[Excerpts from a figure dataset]
— START —

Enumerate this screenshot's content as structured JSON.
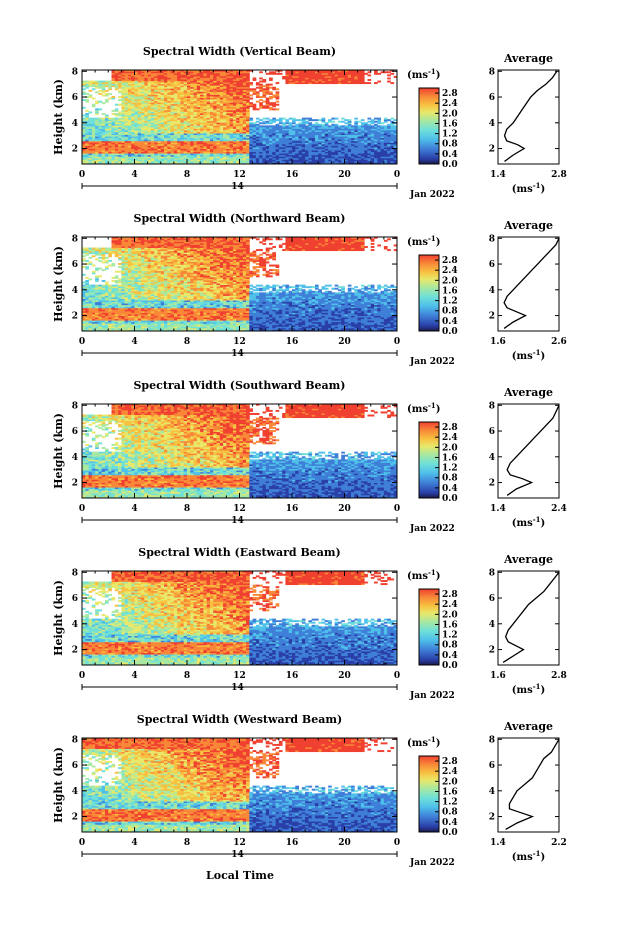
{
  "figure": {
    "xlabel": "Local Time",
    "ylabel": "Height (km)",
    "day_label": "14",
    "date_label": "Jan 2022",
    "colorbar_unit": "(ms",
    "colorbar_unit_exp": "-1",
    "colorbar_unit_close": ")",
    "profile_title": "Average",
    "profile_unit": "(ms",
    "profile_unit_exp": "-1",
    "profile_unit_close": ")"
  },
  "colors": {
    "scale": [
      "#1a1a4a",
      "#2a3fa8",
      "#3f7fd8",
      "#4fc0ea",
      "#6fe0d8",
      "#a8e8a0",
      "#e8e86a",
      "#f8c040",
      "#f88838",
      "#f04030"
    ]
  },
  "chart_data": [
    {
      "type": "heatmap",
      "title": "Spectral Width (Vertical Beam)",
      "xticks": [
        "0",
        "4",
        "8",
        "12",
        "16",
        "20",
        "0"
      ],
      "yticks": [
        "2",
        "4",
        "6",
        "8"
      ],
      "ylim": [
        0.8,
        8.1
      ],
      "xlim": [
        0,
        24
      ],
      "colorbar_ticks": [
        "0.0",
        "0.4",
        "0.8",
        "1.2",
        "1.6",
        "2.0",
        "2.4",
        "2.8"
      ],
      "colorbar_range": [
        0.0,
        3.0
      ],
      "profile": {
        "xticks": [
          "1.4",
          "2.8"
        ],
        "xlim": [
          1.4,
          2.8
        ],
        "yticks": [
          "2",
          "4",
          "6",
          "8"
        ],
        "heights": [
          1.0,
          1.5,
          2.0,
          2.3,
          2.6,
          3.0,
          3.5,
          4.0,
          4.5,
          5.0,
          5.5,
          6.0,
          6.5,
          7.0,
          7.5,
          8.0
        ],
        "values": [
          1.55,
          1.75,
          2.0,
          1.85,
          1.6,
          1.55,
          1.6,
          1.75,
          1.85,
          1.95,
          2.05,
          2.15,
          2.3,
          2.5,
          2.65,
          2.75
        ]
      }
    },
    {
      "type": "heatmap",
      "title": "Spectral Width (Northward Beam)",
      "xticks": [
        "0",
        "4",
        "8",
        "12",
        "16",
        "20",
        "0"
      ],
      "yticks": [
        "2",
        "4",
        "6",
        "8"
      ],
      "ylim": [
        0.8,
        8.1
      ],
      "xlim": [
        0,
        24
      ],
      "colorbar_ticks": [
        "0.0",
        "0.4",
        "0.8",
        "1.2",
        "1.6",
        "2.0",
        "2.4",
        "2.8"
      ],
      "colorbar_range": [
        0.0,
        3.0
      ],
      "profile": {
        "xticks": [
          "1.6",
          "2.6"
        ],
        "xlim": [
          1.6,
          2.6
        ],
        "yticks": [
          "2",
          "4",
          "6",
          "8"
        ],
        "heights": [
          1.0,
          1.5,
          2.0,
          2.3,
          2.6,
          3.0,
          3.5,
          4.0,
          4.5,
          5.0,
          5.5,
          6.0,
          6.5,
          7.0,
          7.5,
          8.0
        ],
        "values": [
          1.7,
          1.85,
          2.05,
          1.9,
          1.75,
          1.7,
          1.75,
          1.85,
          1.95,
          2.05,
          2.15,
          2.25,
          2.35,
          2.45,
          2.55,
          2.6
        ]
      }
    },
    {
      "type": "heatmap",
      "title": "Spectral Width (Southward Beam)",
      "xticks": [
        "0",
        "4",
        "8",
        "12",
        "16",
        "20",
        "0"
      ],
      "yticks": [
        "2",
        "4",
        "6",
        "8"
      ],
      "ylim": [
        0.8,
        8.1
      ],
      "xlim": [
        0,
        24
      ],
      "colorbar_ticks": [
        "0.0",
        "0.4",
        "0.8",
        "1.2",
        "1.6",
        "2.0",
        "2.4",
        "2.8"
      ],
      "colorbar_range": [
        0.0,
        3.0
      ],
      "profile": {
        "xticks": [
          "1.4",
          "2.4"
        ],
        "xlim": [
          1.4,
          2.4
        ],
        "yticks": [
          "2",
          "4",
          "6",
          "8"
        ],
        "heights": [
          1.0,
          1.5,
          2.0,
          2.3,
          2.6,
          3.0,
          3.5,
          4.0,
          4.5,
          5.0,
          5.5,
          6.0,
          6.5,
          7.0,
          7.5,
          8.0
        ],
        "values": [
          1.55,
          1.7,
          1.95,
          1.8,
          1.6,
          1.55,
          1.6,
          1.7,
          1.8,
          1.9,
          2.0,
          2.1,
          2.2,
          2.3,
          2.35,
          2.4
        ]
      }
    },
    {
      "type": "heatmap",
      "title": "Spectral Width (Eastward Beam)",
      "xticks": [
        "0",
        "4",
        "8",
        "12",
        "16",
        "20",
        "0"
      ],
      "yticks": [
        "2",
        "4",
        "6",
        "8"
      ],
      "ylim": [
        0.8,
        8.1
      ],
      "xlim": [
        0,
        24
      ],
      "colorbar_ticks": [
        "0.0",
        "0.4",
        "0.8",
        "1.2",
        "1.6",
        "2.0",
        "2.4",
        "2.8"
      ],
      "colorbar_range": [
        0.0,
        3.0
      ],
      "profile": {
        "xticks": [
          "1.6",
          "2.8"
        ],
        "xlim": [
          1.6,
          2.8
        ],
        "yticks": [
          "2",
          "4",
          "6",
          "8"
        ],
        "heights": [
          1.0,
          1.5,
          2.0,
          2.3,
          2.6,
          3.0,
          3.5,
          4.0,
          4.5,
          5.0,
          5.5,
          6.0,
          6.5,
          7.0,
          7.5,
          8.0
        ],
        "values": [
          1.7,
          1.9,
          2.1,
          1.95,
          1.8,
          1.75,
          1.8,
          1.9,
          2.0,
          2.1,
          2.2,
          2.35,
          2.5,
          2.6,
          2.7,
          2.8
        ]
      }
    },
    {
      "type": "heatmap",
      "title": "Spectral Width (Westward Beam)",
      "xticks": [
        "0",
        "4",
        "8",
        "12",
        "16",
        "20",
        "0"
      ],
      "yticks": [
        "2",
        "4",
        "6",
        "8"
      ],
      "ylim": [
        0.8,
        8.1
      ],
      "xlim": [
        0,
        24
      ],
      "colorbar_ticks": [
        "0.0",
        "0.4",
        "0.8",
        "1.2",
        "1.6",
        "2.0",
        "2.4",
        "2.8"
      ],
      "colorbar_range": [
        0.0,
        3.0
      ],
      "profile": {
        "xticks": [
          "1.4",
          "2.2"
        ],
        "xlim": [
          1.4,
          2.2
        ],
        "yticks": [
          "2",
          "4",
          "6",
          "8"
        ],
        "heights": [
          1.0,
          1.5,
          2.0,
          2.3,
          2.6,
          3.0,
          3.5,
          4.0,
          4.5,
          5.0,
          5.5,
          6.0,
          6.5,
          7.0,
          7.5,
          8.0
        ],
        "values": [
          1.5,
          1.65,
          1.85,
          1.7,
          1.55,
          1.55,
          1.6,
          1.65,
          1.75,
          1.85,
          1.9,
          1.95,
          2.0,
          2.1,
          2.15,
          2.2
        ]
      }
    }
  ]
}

— END —
— START —

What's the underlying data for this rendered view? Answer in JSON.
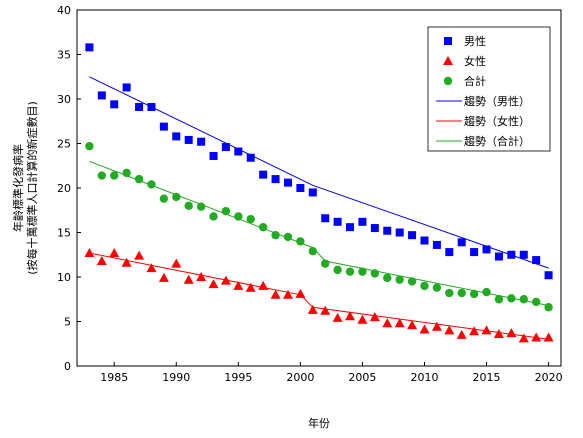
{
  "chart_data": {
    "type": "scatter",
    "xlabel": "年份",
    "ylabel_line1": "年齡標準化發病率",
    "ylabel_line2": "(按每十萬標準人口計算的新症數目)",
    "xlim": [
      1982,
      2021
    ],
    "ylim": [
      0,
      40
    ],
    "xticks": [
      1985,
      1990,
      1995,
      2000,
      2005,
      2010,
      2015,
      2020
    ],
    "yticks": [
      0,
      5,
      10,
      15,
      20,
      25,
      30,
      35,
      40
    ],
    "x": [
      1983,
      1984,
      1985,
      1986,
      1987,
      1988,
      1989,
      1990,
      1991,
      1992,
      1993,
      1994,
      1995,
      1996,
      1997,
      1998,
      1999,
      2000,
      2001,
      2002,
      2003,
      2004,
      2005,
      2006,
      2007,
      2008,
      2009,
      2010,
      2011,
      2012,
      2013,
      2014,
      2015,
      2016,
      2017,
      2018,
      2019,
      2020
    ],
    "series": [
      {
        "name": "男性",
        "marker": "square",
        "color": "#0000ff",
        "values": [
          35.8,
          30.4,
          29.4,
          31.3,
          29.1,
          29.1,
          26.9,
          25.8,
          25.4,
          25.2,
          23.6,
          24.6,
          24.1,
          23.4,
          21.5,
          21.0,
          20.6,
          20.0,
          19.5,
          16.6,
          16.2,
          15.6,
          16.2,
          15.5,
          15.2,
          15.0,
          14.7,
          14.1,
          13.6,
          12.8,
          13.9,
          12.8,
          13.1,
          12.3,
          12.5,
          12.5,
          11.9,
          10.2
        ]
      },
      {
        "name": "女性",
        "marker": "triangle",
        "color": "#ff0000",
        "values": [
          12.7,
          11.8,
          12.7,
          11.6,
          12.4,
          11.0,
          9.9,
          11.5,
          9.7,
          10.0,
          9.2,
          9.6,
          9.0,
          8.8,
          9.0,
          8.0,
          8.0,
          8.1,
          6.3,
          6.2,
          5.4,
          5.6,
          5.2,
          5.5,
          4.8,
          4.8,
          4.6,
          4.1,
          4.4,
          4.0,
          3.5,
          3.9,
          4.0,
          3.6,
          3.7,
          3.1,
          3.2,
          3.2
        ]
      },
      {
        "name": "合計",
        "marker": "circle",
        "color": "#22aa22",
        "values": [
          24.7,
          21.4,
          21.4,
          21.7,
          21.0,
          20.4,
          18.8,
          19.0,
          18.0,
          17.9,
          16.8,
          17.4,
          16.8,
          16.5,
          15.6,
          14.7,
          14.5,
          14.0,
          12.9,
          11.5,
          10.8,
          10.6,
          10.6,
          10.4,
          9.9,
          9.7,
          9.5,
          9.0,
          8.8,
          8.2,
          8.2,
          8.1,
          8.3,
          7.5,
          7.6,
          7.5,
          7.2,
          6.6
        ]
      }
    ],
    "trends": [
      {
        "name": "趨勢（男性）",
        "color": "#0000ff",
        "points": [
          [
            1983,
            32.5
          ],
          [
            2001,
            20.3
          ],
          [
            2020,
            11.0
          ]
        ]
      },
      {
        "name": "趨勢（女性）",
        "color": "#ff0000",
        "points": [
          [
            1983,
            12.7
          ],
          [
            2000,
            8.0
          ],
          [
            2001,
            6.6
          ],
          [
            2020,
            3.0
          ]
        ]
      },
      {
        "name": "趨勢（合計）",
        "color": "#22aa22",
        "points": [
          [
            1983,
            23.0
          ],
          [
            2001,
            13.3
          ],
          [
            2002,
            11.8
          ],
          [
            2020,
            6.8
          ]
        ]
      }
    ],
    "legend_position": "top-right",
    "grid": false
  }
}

— END —
— START —

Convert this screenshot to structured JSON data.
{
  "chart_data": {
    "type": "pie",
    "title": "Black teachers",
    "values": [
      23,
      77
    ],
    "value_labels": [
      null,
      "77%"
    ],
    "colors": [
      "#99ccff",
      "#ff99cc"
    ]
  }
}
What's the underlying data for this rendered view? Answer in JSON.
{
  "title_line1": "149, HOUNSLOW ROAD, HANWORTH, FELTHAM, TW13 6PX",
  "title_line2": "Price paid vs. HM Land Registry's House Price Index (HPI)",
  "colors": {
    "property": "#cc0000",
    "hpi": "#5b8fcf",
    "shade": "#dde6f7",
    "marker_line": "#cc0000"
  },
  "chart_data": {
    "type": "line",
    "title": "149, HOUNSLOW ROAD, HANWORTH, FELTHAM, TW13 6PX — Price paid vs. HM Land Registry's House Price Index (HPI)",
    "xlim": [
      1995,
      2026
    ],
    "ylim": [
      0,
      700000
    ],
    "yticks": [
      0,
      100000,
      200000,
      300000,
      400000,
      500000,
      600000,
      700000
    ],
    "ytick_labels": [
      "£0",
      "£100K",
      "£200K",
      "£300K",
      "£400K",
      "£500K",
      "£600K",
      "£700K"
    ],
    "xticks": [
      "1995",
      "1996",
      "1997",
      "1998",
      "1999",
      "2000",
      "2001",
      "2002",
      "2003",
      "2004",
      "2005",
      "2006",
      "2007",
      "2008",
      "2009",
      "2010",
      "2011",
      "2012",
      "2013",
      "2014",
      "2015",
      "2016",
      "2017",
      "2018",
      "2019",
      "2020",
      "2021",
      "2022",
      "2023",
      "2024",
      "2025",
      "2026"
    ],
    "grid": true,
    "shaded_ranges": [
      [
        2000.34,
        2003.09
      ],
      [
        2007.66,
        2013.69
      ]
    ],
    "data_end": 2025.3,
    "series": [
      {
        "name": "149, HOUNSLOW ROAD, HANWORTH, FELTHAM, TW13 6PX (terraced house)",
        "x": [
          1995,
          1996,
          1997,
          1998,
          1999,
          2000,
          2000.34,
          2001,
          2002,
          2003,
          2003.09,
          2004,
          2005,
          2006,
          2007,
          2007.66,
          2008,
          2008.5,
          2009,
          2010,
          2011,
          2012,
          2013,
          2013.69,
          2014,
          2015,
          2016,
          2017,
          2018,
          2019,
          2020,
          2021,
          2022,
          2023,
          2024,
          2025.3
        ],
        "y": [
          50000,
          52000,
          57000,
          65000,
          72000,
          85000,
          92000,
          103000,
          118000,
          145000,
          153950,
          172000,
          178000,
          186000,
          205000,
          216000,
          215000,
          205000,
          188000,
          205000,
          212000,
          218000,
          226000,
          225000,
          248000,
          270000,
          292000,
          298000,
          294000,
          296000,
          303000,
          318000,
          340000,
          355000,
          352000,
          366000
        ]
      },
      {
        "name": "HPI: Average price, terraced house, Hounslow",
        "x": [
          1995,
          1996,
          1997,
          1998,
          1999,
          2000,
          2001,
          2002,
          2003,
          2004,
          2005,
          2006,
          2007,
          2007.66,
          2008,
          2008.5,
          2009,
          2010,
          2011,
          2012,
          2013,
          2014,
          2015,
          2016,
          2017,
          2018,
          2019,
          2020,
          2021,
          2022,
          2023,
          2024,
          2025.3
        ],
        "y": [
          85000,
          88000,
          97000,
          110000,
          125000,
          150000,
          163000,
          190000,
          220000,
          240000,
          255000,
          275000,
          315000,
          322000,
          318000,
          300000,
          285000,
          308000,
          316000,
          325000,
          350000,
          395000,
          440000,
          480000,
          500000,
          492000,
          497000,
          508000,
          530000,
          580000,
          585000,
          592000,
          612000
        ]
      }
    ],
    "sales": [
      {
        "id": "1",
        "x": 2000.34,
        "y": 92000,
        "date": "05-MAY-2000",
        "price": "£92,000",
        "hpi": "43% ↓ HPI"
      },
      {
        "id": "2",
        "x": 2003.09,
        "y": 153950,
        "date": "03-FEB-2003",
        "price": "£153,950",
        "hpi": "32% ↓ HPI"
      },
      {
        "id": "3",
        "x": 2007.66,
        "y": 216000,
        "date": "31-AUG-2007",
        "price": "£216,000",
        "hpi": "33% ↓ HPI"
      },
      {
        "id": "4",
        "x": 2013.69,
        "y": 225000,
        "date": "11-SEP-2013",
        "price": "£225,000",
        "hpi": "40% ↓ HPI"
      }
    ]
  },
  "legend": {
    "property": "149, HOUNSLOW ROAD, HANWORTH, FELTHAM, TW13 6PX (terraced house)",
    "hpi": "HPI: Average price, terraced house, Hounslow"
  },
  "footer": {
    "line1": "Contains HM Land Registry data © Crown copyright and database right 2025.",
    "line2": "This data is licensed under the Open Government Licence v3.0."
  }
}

— END —

| EXERCISE |
For this exercise, gather every line of the data that contains the word "paid".

| SOLUTION TO THIS EXERCISE |
  "title_line2": "Price paid vs. HM Land Registry's House Price Index (HPI)",
    "title": "149, HOUNSLOW ROAD, HANWORTH, FELTHAM, TW13 6PX — Price paid vs. HM Land Registry's House Price Index (HPI)",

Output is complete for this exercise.